#### Task prompt:
Set out every line of the records below as a numbered list, leaving out blank lines.

#### Excerpted data:
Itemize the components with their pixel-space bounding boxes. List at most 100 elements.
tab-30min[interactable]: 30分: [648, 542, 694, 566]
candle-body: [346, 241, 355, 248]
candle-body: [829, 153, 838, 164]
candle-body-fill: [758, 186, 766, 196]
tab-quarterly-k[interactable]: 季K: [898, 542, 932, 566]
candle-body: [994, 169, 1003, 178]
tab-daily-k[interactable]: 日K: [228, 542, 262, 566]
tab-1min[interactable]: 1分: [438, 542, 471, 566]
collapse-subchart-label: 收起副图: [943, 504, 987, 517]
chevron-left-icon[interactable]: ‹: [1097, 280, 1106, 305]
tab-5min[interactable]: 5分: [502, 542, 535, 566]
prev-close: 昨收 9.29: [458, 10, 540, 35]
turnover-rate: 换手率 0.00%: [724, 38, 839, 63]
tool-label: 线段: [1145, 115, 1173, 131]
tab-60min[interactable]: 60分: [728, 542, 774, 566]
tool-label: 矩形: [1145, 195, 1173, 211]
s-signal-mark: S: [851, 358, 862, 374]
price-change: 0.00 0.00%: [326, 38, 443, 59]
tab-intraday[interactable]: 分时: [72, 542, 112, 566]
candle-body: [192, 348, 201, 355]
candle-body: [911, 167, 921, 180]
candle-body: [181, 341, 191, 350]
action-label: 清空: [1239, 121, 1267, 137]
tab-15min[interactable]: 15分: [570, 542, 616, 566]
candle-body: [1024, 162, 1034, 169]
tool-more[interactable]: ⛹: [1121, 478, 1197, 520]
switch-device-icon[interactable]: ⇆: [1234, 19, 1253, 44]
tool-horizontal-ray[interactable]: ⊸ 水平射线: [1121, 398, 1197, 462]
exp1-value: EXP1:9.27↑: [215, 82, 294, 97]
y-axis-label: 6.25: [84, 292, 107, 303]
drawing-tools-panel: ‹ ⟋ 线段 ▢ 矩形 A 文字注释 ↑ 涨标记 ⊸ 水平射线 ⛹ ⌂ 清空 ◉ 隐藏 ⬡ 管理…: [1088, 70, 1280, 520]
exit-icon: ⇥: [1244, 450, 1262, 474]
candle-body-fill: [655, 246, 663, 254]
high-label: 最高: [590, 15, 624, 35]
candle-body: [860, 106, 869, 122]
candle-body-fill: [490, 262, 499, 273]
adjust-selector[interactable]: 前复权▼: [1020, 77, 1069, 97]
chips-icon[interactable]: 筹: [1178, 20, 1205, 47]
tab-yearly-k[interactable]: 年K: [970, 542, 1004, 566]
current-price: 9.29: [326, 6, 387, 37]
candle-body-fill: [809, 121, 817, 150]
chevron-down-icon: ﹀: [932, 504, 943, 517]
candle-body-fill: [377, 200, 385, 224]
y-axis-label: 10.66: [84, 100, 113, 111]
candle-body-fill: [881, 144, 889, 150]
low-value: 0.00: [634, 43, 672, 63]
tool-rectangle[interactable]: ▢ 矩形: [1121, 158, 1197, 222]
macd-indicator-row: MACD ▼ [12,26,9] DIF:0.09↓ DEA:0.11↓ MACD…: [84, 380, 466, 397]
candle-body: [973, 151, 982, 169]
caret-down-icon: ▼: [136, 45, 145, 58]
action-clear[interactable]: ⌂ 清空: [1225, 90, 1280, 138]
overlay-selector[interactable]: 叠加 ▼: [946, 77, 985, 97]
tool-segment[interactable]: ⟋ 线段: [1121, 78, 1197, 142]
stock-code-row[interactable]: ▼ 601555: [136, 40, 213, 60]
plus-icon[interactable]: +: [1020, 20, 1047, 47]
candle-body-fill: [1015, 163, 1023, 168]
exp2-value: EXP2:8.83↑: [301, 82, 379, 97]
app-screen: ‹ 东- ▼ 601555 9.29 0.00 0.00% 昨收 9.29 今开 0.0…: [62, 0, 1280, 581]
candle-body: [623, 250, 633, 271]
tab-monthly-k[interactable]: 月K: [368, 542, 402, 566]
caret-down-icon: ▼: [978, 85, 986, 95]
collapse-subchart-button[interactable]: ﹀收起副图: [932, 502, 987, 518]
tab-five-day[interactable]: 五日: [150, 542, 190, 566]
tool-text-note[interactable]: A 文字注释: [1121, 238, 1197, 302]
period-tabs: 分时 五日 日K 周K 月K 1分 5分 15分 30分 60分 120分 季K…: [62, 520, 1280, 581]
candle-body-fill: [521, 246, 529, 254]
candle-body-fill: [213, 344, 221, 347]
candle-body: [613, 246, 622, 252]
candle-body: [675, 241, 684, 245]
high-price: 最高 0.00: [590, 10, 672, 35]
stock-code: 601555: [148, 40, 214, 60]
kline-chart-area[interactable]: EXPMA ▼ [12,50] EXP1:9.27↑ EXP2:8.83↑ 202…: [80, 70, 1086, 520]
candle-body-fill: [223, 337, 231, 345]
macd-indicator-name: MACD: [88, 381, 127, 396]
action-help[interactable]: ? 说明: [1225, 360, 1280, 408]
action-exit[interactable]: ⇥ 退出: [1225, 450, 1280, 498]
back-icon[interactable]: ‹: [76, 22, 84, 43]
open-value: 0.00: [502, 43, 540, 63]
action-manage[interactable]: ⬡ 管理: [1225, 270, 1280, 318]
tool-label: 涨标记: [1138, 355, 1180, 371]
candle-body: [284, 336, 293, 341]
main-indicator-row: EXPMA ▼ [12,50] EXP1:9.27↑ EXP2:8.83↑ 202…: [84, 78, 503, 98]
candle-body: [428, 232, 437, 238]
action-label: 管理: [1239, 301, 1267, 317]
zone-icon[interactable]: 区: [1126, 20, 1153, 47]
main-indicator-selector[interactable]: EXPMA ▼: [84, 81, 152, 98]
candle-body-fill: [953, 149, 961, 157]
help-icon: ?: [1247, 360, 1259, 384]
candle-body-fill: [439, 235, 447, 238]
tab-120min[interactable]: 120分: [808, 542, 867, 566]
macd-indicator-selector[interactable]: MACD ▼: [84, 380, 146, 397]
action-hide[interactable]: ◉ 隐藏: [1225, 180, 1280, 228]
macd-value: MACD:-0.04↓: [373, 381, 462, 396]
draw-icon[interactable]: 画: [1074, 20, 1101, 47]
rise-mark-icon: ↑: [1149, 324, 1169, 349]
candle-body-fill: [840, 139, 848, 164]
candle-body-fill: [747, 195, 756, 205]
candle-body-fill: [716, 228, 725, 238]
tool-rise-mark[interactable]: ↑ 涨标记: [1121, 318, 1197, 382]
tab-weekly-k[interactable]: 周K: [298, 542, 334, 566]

#### Output for this task:
1. Itemize the components with their pixel-space bounding boxes. List at most 100 elements.
2. tab-30min[interactable]: 30分: [648, 542, 694, 566]
3. candle-body: [346, 241, 355, 248]
4. candle-body: [829, 153, 838, 164]
5. candle-body-fill: [758, 186, 766, 196]
6. tab-quarterly-k[interactable]: 季K: [898, 542, 932, 566]
7. candle-body: [994, 169, 1003, 178]
8. tab-daily-k[interactable]: 日K: [228, 542, 262, 566]
9. tab-1min[interactable]: 1分: [438, 542, 471, 566]
10. collapse-subchart-label: 收起副图: [943, 504, 987, 517]
11. chevron-left-icon[interactable]: ‹: [1097, 280, 1106, 305]
12. tab-5min[interactable]: 5分: [502, 542, 535, 566]
13. prev-close: 昨收 9.29: [458, 10, 540, 35]
14. turnover-rate: 换手率 0.00%: [724, 38, 839, 63]
15. tool-label: 线段: [1145, 115, 1173, 131]
16. tab-60min[interactable]: 60分: [728, 542, 774, 566]
17. tool-label: 矩形: [1145, 195, 1173, 211]
18. s-signal-mark: S: [851, 358, 862, 374]
19. price-change: 0.00 0.00%: [326, 38, 443, 59]
20. tab-intraday[interactable]: 分时: [72, 542, 112, 566]
21. candle-body: [192, 348, 201, 355]
22. candle-body: [911, 167, 921, 180]
23. candle-body: [181, 341, 191, 350]
24. action-label: 清空: [1239, 121, 1267, 137]
25. tab-15min[interactable]: 15分: [570, 542, 616, 566]
26. candle-body: [1024, 162, 1034, 169]
27. tool-more[interactable]: ⛹: [1121, 478, 1197, 520]
28. switch-device-icon[interactable]: ⇆: [1234, 19, 1253, 44]
29. tool-horizontal-ray[interactable]: ⊸ 水平射线: [1121, 398, 1197, 462]
30. exp1-value: EXP1:9.27↑: [215, 82, 294, 97]
31. y-axis-label: 6.25: [84, 292, 107, 303]
32. drawing-tools-panel: ‹ ⟋ 线段 ▢ 矩形 A 文字注释 ↑ 涨标记 ⊸ 水平射线 ⛹ ⌂ 清空 ◉ 隐藏 ⬡ 管理…: [1088, 70, 1280, 520]
33. exit-icon: ⇥: [1244, 450, 1262, 474]
34. candle-body-fill: [655, 246, 663, 254]
35. high-label: 最高: [590, 15, 624, 35]
36. candle-body: [860, 106, 869, 122]
37. candle-body-fill: [490, 262, 499, 273]
38. adjust-selector[interactable]: 前复权▼: [1020, 77, 1069, 97]
39. chips-icon[interactable]: 筹: [1178, 20, 1205, 47]
40. tab-yearly-k[interactable]: 年K: [970, 542, 1004, 566]
41. current-price: 9.29: [326, 6, 387, 37]
42. candle-body-fill: [809, 121, 817, 150]
43. chevron-down-icon: ﹀: [932, 504, 943, 517]
44. candle-body-fill: [377, 200, 385, 224]
45. y-axis-label: 10.66: [84, 100, 113, 111]
46. candle-body-fill: [881, 144, 889, 150]
47. low-value: 0.00: [634, 43, 672, 63]
48. tool-rectangle[interactable]: ▢ 矩形: [1121, 158, 1197, 222]
49. macd-indicator-row: MACD ▼ [12,26,9] DIF:0.09↓ DEA:0.11↓ MACD…: [84, 380, 466, 397]
50. candle-body: [973, 151, 982, 169]
51. caret-down-icon: ▼: [136, 45, 145, 58]
52. action-clear[interactable]: ⌂ 清空: [1225, 90, 1280, 138]
53. overlay-selector[interactable]: 叠加 ▼: [946, 77, 985, 97]
54. tool-segment[interactable]: ⟋ 线段: [1121, 78, 1197, 142]
55. stock-code-row[interactable]: ▼ 601555: [136, 40, 213, 60]
56. plus-icon[interactable]: +: [1020, 20, 1047, 47]
57. candle-body-fill: [1015, 163, 1023, 168]
58. exp2-value: EXP2:8.83↑: [301, 82, 379, 97]
59. app-screen: ‹ 东- ▼ 601555 9.29 0.00 0.00% 昨收 9.29 今开 0.0…: [62, 0, 1280, 581]
60. candle-body: [623, 250, 633, 271]
61. tab-monthly-k[interactable]: 月K: [368, 542, 402, 566]
62. caret-down-icon: ▼: [978, 85, 986, 95]
63. collapse-subchart-button[interactable]: ﹀收起副图: [932, 502, 987, 518]
64. tab-five-day[interactable]: 五日: [150, 542, 190, 566]
65. tool-text-note[interactable]: A 文字注释: [1121, 238, 1197, 302]
66. period-tabs: 分时 五日 日K 周K 月K 1分 5分 15分 30分 60分 120分 季K…: [62, 520, 1280, 581]
67. candle-body-fill: [521, 246, 529, 254]
68. candle-body-fill: [213, 344, 221, 347]
69. candle-body: [613, 246, 622, 252]
70. candle-body: [675, 241, 684, 245]
71. high-price: 最高 0.00: [590, 10, 672, 35]
72. stock-code: 601555: [148, 40, 214, 60]
73. kline-chart-area[interactable]: EXPMA ▼ [12,50] EXP1:9.27↑ EXP2:8.83↑ 202…: [80, 70, 1086, 520]
74. candle-body-fill: [223, 337, 231, 345]
75. macd-indicator-name: MACD: [88, 381, 127, 396]
76. action-help[interactable]: ? 说明: [1225, 360, 1280, 408]
77. action-exit[interactable]: ⇥ 退出: [1225, 450, 1280, 498]
78. back-icon[interactable]: ‹: [76, 22, 84, 43]
79. open-value: 0.00: [502, 43, 540, 63]
80. action-manage[interactable]: ⬡ 管理: [1225, 270, 1280, 318]
81. tool-label: 涨标记: [1138, 355, 1180, 371]
82. candle-body: [284, 336, 293, 341]
83. main-indicator-row: EXPMA ▼ [12,50] EXP1:9.27↑ EXP2:8.83↑ 202…: [84, 78, 503, 98]
84. candle-body: [428, 232, 437, 238]
85. action-label: 管理: [1239, 301, 1267, 317]
86. zone-icon[interactable]: 区: [1126, 20, 1153, 47]
87. main-indicator-selector[interactable]: EXPMA ▼: [84, 81, 152, 98]
88. candle-body-fill: [953, 149, 961, 157]
89. help-icon: ?: [1247, 360, 1259, 384]
90. candle-body-fill: [439, 235, 447, 238]
91. tab-120min[interactable]: 120分: [808, 542, 867, 566]
92. macd-indicator-selector[interactable]: MACD ▼: [84, 380, 146, 397]
93. action-hide[interactable]: ◉ 隐藏: [1225, 180, 1280, 228]
94. macd-value: MACD:-0.04↓: [373, 381, 462, 396]
95. draw-icon[interactable]: 画: [1074, 20, 1101, 47]
96. rise-mark-icon: ↑: [1149, 324, 1169, 349]
97. candle-body-fill: [840, 139, 848, 164]
98. candle-body-fill: [747, 195, 756, 205]
99. candle-body-fill: [716, 228, 725, 238]
100. tool-rise-mark[interactable]: ↑ 涨标记: [1121, 318, 1197, 382]
101. tab-weekly-k[interactable]: 周K: [298, 542, 334, 566]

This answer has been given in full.